Filter these entries, keeping only lines that hold the word "ASTM".

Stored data
________________________
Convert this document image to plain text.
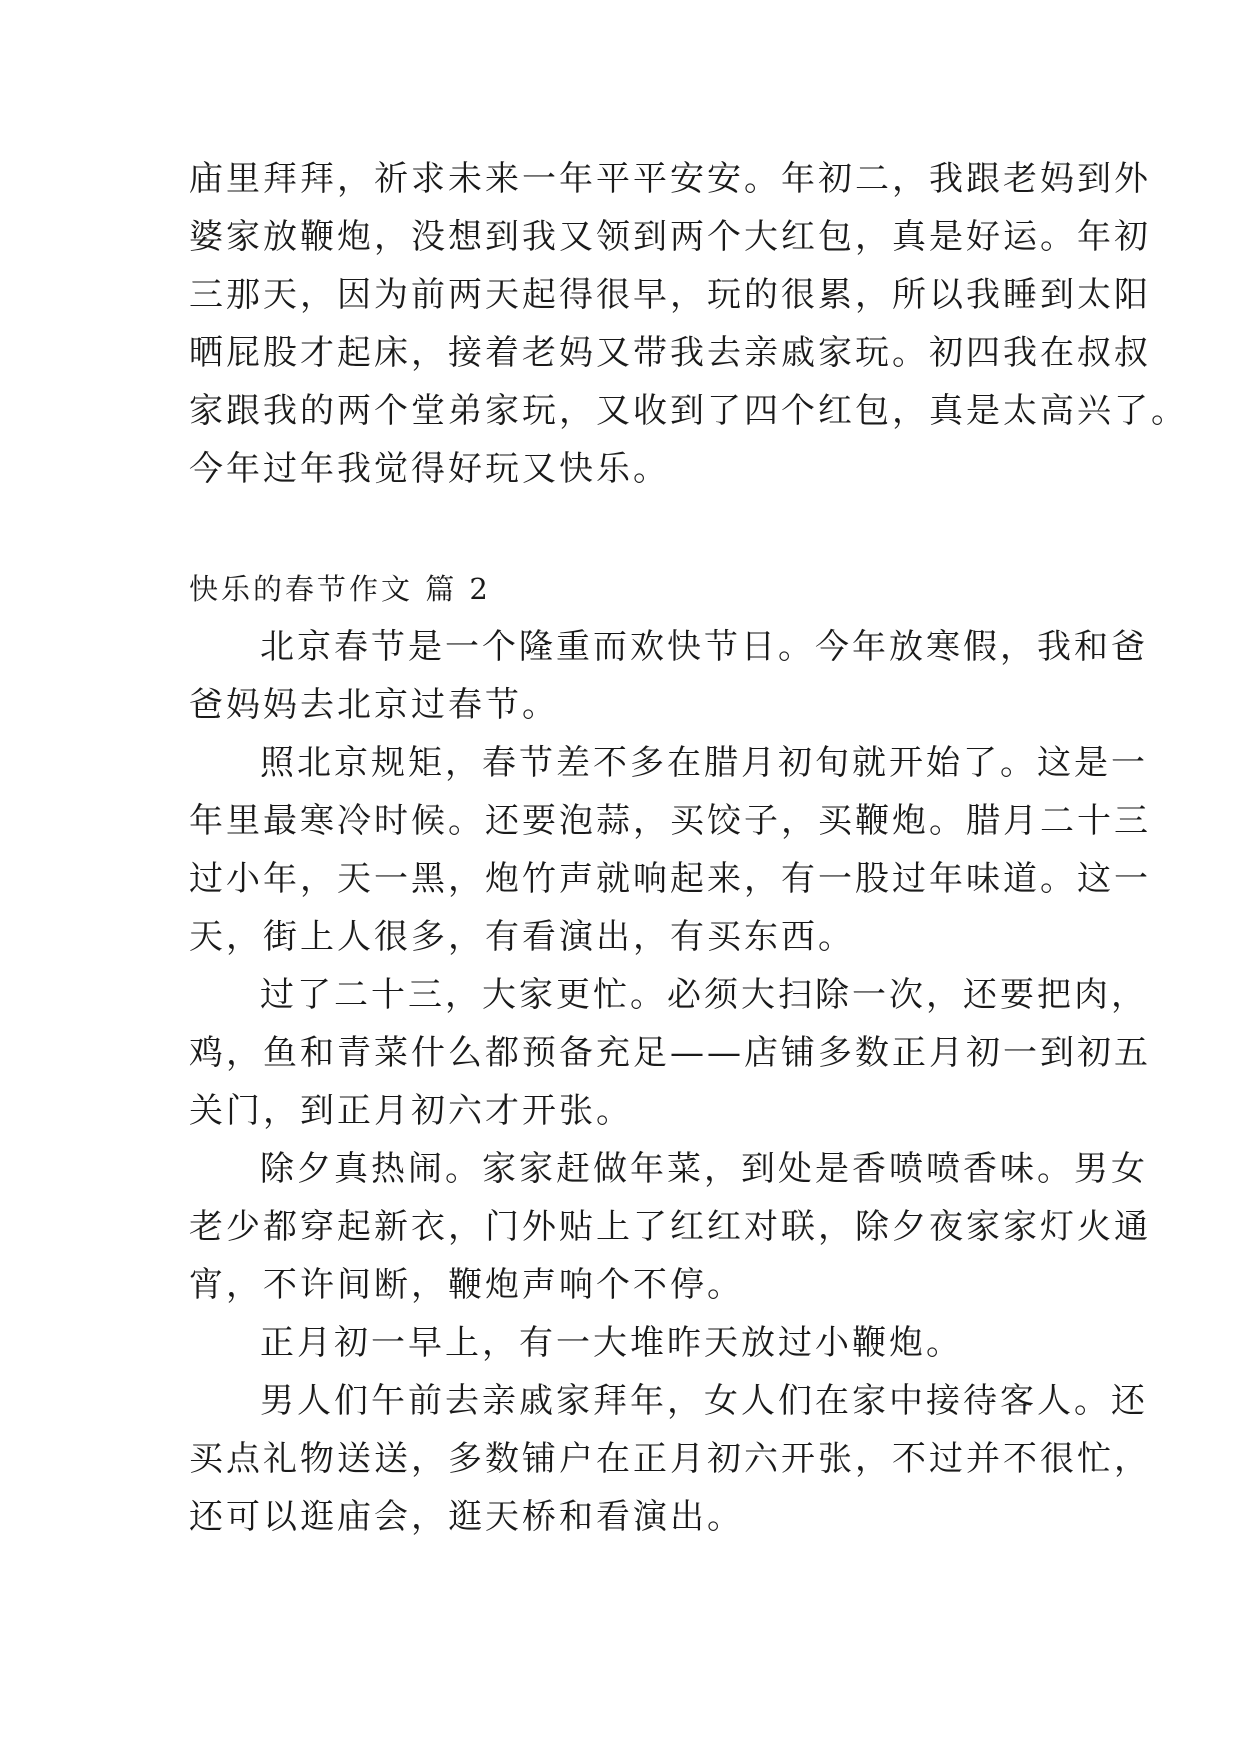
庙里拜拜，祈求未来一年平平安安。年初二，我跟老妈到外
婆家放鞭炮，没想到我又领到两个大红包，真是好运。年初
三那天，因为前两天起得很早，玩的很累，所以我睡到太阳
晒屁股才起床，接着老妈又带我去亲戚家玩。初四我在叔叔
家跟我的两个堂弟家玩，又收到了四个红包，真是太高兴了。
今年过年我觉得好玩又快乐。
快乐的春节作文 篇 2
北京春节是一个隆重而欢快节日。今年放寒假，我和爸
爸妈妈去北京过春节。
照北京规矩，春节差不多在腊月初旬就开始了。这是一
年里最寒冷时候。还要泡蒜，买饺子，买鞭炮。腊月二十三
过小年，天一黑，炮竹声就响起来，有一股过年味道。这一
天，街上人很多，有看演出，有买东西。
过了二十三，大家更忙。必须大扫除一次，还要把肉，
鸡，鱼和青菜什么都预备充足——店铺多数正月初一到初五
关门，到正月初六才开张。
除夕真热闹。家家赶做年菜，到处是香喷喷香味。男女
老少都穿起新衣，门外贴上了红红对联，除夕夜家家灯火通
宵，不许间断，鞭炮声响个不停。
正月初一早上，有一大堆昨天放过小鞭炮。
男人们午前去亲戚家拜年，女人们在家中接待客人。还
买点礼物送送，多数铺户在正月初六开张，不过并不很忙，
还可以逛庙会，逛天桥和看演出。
________________________
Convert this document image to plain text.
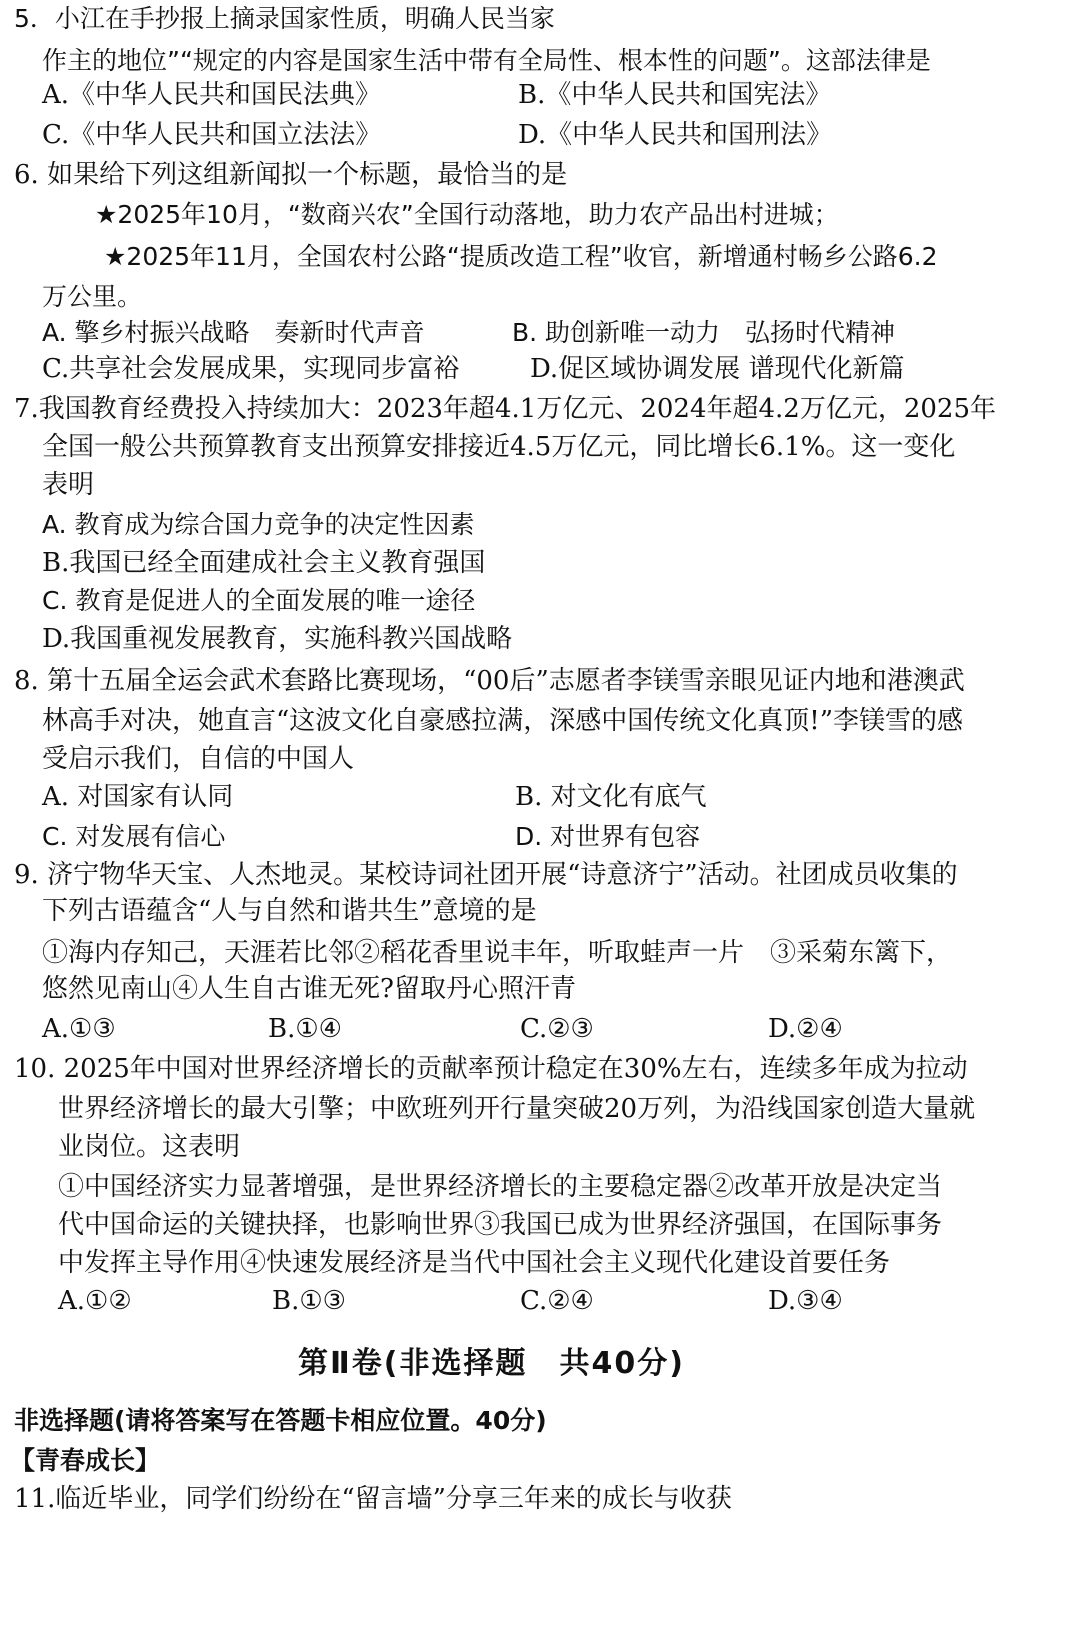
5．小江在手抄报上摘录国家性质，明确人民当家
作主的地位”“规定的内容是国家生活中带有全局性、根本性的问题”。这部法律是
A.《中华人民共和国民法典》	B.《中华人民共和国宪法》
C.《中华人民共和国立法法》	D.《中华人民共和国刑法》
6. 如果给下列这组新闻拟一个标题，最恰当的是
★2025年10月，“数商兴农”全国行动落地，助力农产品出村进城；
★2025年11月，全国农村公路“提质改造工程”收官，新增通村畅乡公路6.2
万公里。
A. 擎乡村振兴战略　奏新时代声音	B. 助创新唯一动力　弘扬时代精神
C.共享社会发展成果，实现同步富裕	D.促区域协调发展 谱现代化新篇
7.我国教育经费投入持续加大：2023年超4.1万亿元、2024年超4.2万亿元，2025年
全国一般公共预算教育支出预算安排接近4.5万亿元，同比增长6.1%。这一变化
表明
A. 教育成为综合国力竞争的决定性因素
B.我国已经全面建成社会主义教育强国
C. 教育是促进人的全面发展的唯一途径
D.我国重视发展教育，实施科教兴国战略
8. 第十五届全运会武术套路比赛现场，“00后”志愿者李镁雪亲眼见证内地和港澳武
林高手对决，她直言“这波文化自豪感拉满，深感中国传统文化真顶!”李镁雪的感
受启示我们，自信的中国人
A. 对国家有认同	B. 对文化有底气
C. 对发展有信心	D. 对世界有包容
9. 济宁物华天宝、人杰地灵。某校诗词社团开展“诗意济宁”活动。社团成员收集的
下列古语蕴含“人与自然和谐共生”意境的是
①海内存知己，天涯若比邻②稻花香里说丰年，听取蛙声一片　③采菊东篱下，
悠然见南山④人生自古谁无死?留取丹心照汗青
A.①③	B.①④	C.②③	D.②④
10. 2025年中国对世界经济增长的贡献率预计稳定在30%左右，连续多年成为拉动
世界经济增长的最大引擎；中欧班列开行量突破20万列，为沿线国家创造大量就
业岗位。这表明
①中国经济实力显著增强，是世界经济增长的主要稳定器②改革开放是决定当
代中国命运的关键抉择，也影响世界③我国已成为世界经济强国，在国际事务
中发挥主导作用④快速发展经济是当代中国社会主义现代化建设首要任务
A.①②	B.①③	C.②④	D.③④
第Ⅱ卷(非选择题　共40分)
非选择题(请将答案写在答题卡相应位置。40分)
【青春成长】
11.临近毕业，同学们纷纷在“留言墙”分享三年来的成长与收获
________________________
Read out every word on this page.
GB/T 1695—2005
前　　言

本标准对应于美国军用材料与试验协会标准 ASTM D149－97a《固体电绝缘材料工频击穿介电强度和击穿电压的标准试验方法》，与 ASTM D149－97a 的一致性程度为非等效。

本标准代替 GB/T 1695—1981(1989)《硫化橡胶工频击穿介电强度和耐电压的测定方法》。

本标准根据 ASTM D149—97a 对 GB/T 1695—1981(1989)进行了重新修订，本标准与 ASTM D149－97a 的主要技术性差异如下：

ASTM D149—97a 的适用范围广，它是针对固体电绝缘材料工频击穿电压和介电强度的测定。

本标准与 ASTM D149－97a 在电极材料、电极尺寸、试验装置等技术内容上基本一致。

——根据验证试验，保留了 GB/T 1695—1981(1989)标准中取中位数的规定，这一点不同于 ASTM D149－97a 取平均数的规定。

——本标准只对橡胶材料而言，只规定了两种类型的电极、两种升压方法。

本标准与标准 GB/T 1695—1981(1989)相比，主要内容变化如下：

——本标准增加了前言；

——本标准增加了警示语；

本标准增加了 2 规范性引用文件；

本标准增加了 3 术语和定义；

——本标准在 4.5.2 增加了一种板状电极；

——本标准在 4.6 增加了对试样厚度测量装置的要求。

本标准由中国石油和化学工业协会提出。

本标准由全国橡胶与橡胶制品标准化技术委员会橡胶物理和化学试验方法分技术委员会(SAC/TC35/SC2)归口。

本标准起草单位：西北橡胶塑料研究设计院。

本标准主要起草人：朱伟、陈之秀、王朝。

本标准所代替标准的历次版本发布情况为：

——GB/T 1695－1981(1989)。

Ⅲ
________________________
Solution >>
本标准对应于美国军用材料与试验协会标准 ASTM D149－97a《固体电绝缘材料工频击穿介电强度和击穿电压的标准试验方法》，与 ASTM D149－97a 的一致性程度为非等效。
本标准根据 ASTM D149—97a 对 GB/T 1695—1981(1989)进行了重新修订，本标准与 ASTM D149－97a 的主要技术性差异如下：
ASTM D149—97a 的适用范围广，它是针对固体电绝缘材料工频击穿电压和介电强度的测定。
本标准与 ASTM D149－97a 在电极材料、电极尺寸、试验装置等技术内容上基本一致。
——根据验证试验，保留了 GB/T 1695—1981(1989)标准中取中位数的规定，这一点不同于 ASTM D149－97a 取平均数的规定。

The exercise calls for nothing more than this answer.